The request
Reproduce the records below line for line without any changes, but leave the pictures out.

[Spatial annotation records]
*-*-*
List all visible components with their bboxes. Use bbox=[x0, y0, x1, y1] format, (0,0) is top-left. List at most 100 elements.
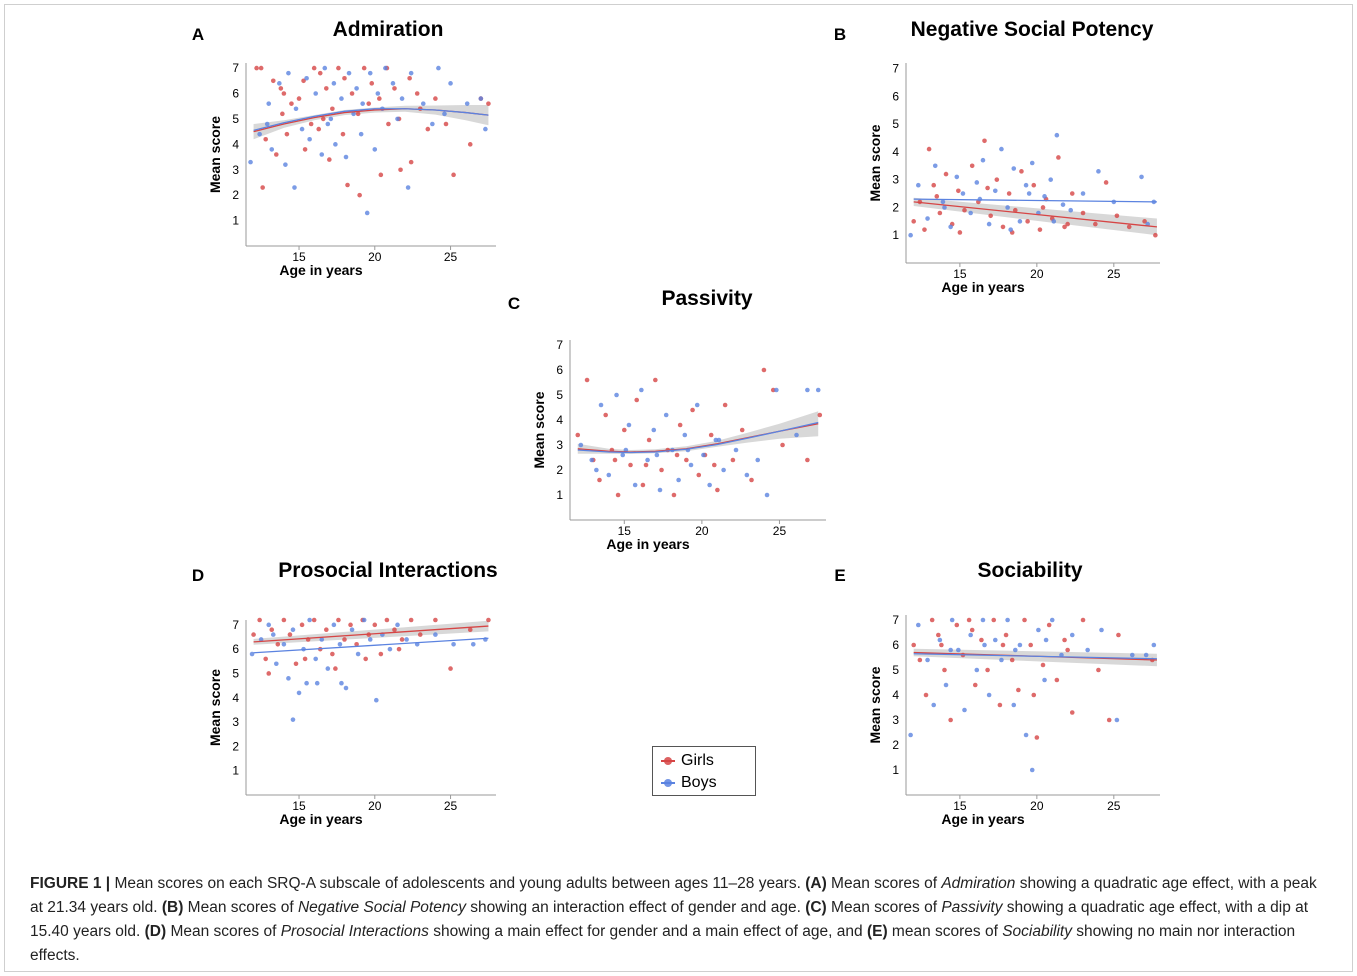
data-point-boys bbox=[589, 457, 595, 463]
data-point-girls bbox=[467, 142, 473, 147]
data-point-girls bbox=[366, 101, 372, 106]
data-point-boys bbox=[999, 146, 1004, 152]
data-point-boys bbox=[337, 642, 343, 647]
data-point-girls bbox=[1056, 155, 1061, 160]
data-point-girls bbox=[671, 492, 677, 498]
data-point-girls bbox=[417, 632, 423, 637]
data-point-girls bbox=[324, 86, 329, 91]
data-point-girls bbox=[730, 457, 736, 463]
panel-title: Prosocial Interactions bbox=[278, 559, 497, 582]
data-point-girls bbox=[749, 477, 754, 483]
data-point-boys bbox=[676, 477, 681, 483]
fit-line-boys bbox=[913, 653, 1157, 660]
caption-figure-label: FIGURE 1 | bbox=[30, 875, 111, 892]
x-axis-label: Age in years bbox=[279, 811, 362, 827]
data-point-girls bbox=[355, 111, 361, 117]
x-tick-label: 15 bbox=[292, 250, 306, 264]
data-point-boys bbox=[374, 697, 379, 703]
data-point-boys bbox=[322, 65, 328, 71]
data-point-boys bbox=[960, 191, 966, 196]
data-point-boys bbox=[408, 70, 414, 76]
y-tick-label: 1 bbox=[892, 763, 899, 777]
data-point-girls bbox=[575, 432, 581, 438]
data-point-girls bbox=[1046, 622, 1052, 628]
data-point-girls bbox=[923, 692, 929, 698]
panel-title: Negative Social Potency bbox=[911, 18, 1154, 41]
x-axis-label: Age in years bbox=[606, 536, 689, 552]
data-point-boys bbox=[331, 622, 337, 628]
data-point-boys bbox=[626, 422, 632, 428]
y-tick-label: 2 bbox=[232, 739, 239, 753]
caption-text: showing a quadratic age effect, with a d… bbox=[30, 899, 1309, 940]
data-point-boys bbox=[283, 162, 288, 167]
data-point-boys bbox=[1129, 652, 1135, 658]
data-point-boys bbox=[1005, 617, 1010, 623]
data-point-boys bbox=[721, 467, 726, 473]
figure-caption: FIGURE 1 | Mean scores on each SRQ-A sub… bbox=[30, 872, 1330, 968]
data-point-girls bbox=[378, 651, 384, 657]
data-point-boys bbox=[654, 452, 660, 458]
data-point-boys bbox=[395, 622, 400, 628]
data-point-girls bbox=[603, 412, 608, 418]
data-point-boys bbox=[1069, 632, 1075, 638]
y-tick-label: 6 bbox=[892, 638, 899, 652]
data-point-boys bbox=[361, 617, 367, 623]
data-point-girls bbox=[1062, 224, 1067, 230]
data-point-girls bbox=[969, 627, 975, 633]
data-point-boys bbox=[367, 70, 373, 76]
data-point-boys bbox=[755, 457, 761, 463]
data-point-boys bbox=[663, 412, 669, 418]
x-tick-label: 25 bbox=[773, 524, 787, 538]
data-point-girls bbox=[1103, 180, 1109, 185]
data-point-boys bbox=[404, 637, 409, 642]
data-point-girls bbox=[1114, 213, 1120, 219]
panel-a: A Admiration 1 2 3 4 5 6 7 15 20 25 Age in years Mean… bbox=[192, 18, 496, 278]
data-point-girls bbox=[954, 622, 960, 628]
data-point-girls bbox=[263, 656, 268, 662]
data-point-girls bbox=[269, 627, 275, 633]
data-point-girls bbox=[690, 407, 695, 413]
data-point-girls bbox=[1093, 221, 1098, 227]
y-tick-label: 7 bbox=[556, 338, 563, 352]
panel-letter: E bbox=[834, 566, 845, 585]
data-point-girls bbox=[349, 91, 355, 96]
data-point-boys bbox=[805, 387, 810, 393]
x-tick-label: 20 bbox=[368, 250, 382, 264]
data-point-girls bbox=[302, 147, 308, 152]
data-point-boys bbox=[1085, 647, 1090, 653]
data-point-boys bbox=[716, 437, 722, 443]
data-point-girls bbox=[817, 412, 823, 418]
data-point-boys bbox=[1008, 227, 1013, 232]
data-point-girls bbox=[696, 472, 702, 478]
x-tick-label: 20 bbox=[1030, 799, 1044, 813]
data-point-girls bbox=[991, 617, 997, 623]
data-point-boys bbox=[281, 642, 287, 647]
data-point-boys bbox=[999, 657, 1004, 663]
y-tick-label: 7 bbox=[232, 618, 239, 632]
data-point-boys bbox=[977, 196, 983, 202]
data-point-girls bbox=[467, 627, 473, 633]
data-point-boys bbox=[360, 101, 365, 106]
data-point-girls bbox=[931, 182, 937, 188]
data-point-boys bbox=[354, 86, 359, 91]
data-point-girls bbox=[911, 219, 916, 224]
data-point-boys bbox=[632, 482, 638, 488]
data-point-boys bbox=[313, 91, 318, 96]
data-point-boys bbox=[815, 387, 821, 393]
data-point-girls bbox=[761, 367, 767, 373]
data-point-boys bbox=[430, 121, 435, 127]
caption-ref-e: (E) bbox=[866, 923, 888, 940]
data-point-girls bbox=[929, 617, 935, 623]
data-point-boys bbox=[1143, 652, 1149, 658]
data-point-girls bbox=[1065, 647, 1070, 653]
data-point-boys bbox=[707, 482, 712, 488]
data-point-girls bbox=[966, 617, 972, 623]
data-point-girls bbox=[357, 192, 362, 198]
data-point-girls bbox=[263, 136, 268, 142]
data-point-boys bbox=[682, 432, 688, 438]
data-point-boys bbox=[258, 637, 264, 642]
caption-text: mean scores of bbox=[887, 923, 1003, 940]
data-point-boys bbox=[701, 452, 706, 458]
data-point-girls bbox=[1065, 221, 1070, 227]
*-*-*
Finished exercise
List all visible components with their bboxes. Use bbox=[x0, y0, x1, y1] format, (0,0) is top-left. List at most 100 elements.
data-point-boys bbox=[589, 457, 595, 463]
data-point-girls bbox=[467, 142, 473, 147]
data-point-girls bbox=[366, 101, 372, 106]
data-point-boys bbox=[999, 146, 1004, 152]
data-point-boys bbox=[337, 642, 343, 647]
data-point-girls bbox=[1056, 155, 1061, 160]
data-point-girls bbox=[671, 492, 677, 498]
data-point-girls bbox=[417, 632, 423, 637]
data-point-girls bbox=[324, 86, 329, 91]
data-point-girls bbox=[730, 457, 736, 463]
panel-title: Prosocial Interactions bbox=[278, 559, 497, 582]
data-point-girls bbox=[749, 477, 754, 483]
data-point-boys bbox=[676, 477, 681, 483]
fit-line-boys bbox=[913, 653, 1157, 660]
caption-figure-label: FIGURE 1 | bbox=[30, 875, 111, 892]
x-axis-label: Age in years bbox=[279, 811, 362, 827]
data-point-girls bbox=[355, 111, 361, 117]
x-tick-label: 15 bbox=[292, 250, 306, 264]
data-point-boys bbox=[374, 697, 379, 703]
data-point-boys bbox=[322, 65, 328, 71]
data-point-boys bbox=[960, 191, 966, 196]
data-point-boys bbox=[408, 70, 414, 76]
y-tick-label: 1 bbox=[892, 763, 899, 777]
data-point-girls bbox=[575, 432, 581, 438]
data-point-girls bbox=[1046, 622, 1052, 628]
data-point-girls bbox=[923, 692, 929, 698]
panel-title: Negative Social Potency bbox=[911, 18, 1154, 41]
x-axis-label: Age in years bbox=[606, 536, 689, 552]
data-point-boys bbox=[331, 622, 337, 628]
data-point-boys bbox=[626, 422, 632, 428]
y-tick-label: 2 bbox=[232, 739, 239, 753]
caption-text: showing a quadratic age effect, with a d… bbox=[30, 899, 1309, 940]
data-point-boys bbox=[283, 162, 288, 167]
data-point-boys bbox=[1129, 652, 1135, 658]
data-point-boys bbox=[1005, 617, 1010, 623]
data-point-boys bbox=[721, 467, 726, 473]
figure-caption: FIGURE 1 | Mean scores on each SRQ-A sub… bbox=[30, 872, 1330, 968]
data-point-girls bbox=[378, 651, 384, 657]
data-point-boys bbox=[654, 452, 660, 458]
data-point-boys bbox=[395, 622, 400, 628]
data-point-girls bbox=[603, 412, 608, 418]
data-point-boys bbox=[1069, 632, 1075, 638]
y-tick-label: 6 bbox=[892, 638, 899, 652]
data-point-boys bbox=[361, 617, 367, 623]
data-point-girls bbox=[1062, 224, 1067, 230]
data-point-girls bbox=[969, 627, 975, 633]
data-point-boys bbox=[367, 70, 373, 76]
data-point-boys bbox=[755, 457, 761, 463]
data-point-boys bbox=[663, 412, 669, 418]
x-tick-label: 25 bbox=[773, 524, 787, 538]
data-point-girls bbox=[1103, 180, 1109, 185]
data-point-boys bbox=[404, 637, 409, 642]
data-point-girls bbox=[1114, 213, 1120, 219]
panel-a: A Admiration 1 2 3 4 5 6 7 15 20 25 Age in years Mean… bbox=[192, 18, 496, 278]
data-point-girls bbox=[954, 622, 960, 628]
data-point-girls bbox=[263, 656, 268, 662]
data-point-girls bbox=[269, 627, 275, 633]
data-point-girls bbox=[690, 407, 695, 413]
data-point-girls bbox=[1093, 221, 1098, 227]
y-tick-label: 7 bbox=[556, 338, 563, 352]
panel-letter: E bbox=[834, 566, 845, 585]
data-point-girls bbox=[349, 91, 355, 96]
data-point-boys bbox=[805, 387, 810, 393]
x-tick-label: 20 bbox=[368, 250, 382, 264]
data-point-girls bbox=[302, 147, 308, 152]
data-point-boys bbox=[1085, 647, 1090, 653]
data-point-boys bbox=[716, 437, 722, 443]
data-point-girls bbox=[817, 412, 823, 418]
data-point-boys bbox=[1008, 227, 1013, 232]
data-point-girls bbox=[696, 472, 702, 478]
x-tick-label: 20 bbox=[1030, 799, 1044, 813]
data-point-girls bbox=[991, 617, 997, 623]
data-point-boys bbox=[281, 642, 287, 647]
data-point-boys bbox=[999, 657, 1004, 663]
y-tick-label: 7 bbox=[232, 618, 239, 632]
data-point-boys bbox=[977, 196, 983, 202]
data-point-girls bbox=[467, 627, 473, 633]
data-point-boys bbox=[360, 101, 365, 106]
data-point-girls bbox=[931, 182, 937, 188]
data-point-boys bbox=[354, 86, 359, 91]
data-point-girls bbox=[911, 219, 916, 224]
data-point-boys bbox=[632, 482, 638, 488]
data-point-boys bbox=[313, 91, 318, 96]
data-point-boys bbox=[815, 387, 821, 393]
data-point-girls bbox=[761, 367, 767, 373]
data-point-boys bbox=[430, 121, 435, 127]
caption-ref-e: (E) bbox=[866, 923, 888, 940]
data-point-girls bbox=[929, 617, 935, 623]
data-point-boys bbox=[1143, 652, 1149, 658]
data-point-girls bbox=[1065, 647, 1070, 653]
data-point-boys bbox=[707, 482, 712, 488]
data-point-girls bbox=[966, 617, 972, 623]
data-point-girls bbox=[357, 192, 362, 198]
data-point-girls bbox=[263, 136, 268, 142]
data-point-boys bbox=[682, 432, 688, 438]
data-point-boys bbox=[258, 637, 264, 642]
caption-text: mean scores of bbox=[887, 923, 1003, 940]
data-point-boys bbox=[701, 452, 706, 458]
data-point-girls bbox=[1065, 221, 1070, 227]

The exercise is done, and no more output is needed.